**Required task**
Draw out every line with the word "ylabel" from the listing below.

>>>>

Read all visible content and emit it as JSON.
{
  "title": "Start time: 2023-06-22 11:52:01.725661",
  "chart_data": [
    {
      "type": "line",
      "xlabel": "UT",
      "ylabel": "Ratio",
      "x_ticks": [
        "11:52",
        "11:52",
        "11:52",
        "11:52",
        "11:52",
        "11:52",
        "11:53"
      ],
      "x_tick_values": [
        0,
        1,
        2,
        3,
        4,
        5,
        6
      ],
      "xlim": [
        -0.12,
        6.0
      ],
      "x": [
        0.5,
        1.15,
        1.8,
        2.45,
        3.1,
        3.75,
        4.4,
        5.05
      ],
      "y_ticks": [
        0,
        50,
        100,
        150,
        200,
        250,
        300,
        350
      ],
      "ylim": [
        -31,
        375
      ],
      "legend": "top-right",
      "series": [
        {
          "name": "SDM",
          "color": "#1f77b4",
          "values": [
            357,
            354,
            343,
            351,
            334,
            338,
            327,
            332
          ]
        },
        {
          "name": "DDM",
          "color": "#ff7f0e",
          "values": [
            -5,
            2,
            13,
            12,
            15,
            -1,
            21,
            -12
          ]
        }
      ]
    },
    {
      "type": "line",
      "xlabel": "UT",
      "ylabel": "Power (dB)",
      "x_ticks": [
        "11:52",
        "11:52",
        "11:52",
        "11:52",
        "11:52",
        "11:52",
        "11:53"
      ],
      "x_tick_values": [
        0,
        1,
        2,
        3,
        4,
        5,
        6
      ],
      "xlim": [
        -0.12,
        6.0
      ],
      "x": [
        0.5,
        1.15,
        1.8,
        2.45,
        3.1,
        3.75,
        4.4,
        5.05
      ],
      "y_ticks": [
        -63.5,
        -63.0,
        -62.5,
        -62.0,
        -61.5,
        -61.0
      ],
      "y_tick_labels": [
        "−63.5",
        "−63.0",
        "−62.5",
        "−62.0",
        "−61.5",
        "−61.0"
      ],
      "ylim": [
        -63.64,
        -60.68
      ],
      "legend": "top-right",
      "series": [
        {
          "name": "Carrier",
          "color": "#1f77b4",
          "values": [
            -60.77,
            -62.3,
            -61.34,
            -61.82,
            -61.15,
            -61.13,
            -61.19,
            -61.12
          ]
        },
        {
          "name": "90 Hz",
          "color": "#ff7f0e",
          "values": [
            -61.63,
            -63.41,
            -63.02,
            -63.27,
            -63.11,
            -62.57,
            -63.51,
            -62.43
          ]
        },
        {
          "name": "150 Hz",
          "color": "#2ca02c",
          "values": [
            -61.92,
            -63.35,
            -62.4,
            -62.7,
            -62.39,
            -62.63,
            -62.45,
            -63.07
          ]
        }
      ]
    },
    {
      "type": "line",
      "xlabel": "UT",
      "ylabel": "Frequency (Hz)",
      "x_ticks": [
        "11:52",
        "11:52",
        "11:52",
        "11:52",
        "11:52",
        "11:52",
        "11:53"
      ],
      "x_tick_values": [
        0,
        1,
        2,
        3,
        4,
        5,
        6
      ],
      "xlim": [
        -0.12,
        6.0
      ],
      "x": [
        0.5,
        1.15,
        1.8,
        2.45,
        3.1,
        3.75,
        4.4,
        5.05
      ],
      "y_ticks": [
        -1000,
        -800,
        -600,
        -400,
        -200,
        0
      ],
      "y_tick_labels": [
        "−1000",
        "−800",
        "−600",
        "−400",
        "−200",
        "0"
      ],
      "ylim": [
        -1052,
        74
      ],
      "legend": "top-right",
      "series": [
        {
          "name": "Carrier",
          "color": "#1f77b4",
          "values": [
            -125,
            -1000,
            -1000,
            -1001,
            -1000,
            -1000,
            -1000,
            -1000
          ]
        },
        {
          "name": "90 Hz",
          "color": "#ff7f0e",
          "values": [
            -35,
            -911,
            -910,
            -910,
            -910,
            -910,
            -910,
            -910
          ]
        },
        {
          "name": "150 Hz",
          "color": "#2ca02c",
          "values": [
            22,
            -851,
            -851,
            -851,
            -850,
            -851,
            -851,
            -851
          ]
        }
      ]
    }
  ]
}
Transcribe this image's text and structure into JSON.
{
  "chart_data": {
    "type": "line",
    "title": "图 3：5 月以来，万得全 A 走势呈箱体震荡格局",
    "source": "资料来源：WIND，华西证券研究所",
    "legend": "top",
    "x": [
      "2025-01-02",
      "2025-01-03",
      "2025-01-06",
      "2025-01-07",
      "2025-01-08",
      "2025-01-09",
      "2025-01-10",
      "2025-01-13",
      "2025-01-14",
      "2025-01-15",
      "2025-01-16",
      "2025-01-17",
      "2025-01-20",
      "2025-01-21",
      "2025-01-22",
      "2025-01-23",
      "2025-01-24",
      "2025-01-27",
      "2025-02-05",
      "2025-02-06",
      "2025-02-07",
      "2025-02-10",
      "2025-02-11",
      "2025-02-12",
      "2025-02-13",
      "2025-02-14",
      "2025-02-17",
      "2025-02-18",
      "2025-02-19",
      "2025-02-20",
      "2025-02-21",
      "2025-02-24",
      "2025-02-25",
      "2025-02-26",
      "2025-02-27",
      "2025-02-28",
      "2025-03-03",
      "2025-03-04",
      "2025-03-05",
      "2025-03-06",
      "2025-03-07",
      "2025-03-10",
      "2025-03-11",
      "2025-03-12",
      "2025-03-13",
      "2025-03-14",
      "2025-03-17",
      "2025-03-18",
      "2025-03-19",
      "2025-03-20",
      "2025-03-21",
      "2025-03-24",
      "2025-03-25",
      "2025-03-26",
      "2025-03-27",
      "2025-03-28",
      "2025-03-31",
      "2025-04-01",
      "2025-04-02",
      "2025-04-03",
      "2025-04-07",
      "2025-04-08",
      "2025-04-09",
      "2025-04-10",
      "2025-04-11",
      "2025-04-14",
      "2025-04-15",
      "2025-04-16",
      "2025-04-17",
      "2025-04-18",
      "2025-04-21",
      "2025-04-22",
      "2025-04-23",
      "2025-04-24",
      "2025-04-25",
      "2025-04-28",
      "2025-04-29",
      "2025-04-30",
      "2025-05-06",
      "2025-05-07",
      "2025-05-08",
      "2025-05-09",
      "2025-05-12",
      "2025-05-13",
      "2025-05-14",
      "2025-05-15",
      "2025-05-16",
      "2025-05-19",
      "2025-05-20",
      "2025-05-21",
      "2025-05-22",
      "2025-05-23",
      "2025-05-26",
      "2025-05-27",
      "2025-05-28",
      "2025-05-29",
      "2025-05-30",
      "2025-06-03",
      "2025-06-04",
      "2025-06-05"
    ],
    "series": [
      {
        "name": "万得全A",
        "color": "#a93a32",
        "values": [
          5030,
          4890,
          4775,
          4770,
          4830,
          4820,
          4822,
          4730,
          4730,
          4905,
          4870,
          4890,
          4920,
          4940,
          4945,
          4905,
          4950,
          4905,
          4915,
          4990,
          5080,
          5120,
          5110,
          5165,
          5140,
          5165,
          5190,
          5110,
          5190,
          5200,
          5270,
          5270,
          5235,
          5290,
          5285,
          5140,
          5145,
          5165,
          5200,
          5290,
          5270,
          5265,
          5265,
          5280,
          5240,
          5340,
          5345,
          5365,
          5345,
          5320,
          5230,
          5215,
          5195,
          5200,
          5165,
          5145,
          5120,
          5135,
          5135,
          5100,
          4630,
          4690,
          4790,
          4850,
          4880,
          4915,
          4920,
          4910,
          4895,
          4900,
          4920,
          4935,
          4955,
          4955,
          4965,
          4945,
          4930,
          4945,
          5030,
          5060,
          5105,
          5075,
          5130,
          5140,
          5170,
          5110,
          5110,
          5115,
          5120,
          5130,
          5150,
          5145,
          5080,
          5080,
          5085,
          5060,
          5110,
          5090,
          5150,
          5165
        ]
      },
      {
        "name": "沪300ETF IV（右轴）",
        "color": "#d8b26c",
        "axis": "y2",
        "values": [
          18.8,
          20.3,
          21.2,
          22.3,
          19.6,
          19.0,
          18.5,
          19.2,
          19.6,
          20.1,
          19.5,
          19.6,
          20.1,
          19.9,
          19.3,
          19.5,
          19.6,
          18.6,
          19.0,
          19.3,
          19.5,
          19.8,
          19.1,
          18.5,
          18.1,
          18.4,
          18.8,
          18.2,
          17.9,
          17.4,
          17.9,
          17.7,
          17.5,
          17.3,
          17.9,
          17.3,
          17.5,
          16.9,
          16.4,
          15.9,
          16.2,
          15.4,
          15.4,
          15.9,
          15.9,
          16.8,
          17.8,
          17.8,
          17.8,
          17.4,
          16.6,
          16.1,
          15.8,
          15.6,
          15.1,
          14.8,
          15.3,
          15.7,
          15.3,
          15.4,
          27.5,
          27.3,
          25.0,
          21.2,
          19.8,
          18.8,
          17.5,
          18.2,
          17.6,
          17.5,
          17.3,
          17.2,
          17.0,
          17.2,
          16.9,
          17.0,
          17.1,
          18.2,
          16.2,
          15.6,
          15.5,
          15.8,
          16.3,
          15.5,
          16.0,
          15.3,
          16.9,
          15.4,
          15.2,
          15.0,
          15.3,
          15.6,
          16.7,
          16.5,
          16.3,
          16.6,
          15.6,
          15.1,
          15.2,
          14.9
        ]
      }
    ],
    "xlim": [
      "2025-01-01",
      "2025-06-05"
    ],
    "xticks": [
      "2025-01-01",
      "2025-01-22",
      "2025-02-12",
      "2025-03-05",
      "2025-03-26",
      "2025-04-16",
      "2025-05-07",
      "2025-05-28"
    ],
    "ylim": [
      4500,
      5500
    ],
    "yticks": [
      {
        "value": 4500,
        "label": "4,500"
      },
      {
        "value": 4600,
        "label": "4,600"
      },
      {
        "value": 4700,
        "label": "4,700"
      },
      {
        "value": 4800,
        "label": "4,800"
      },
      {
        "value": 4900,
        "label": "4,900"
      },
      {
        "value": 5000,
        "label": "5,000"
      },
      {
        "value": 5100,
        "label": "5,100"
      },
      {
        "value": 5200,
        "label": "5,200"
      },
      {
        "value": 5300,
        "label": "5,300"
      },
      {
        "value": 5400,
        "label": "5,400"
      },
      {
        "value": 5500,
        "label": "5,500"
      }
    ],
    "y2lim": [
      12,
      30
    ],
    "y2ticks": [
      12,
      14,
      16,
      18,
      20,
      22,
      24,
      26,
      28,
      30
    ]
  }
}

<<<<

**Answer for the task**
      "ylabel": "Ratio",
      "ylabel": "Power (dB)",
      "ylabel": "Frequency (Hz)",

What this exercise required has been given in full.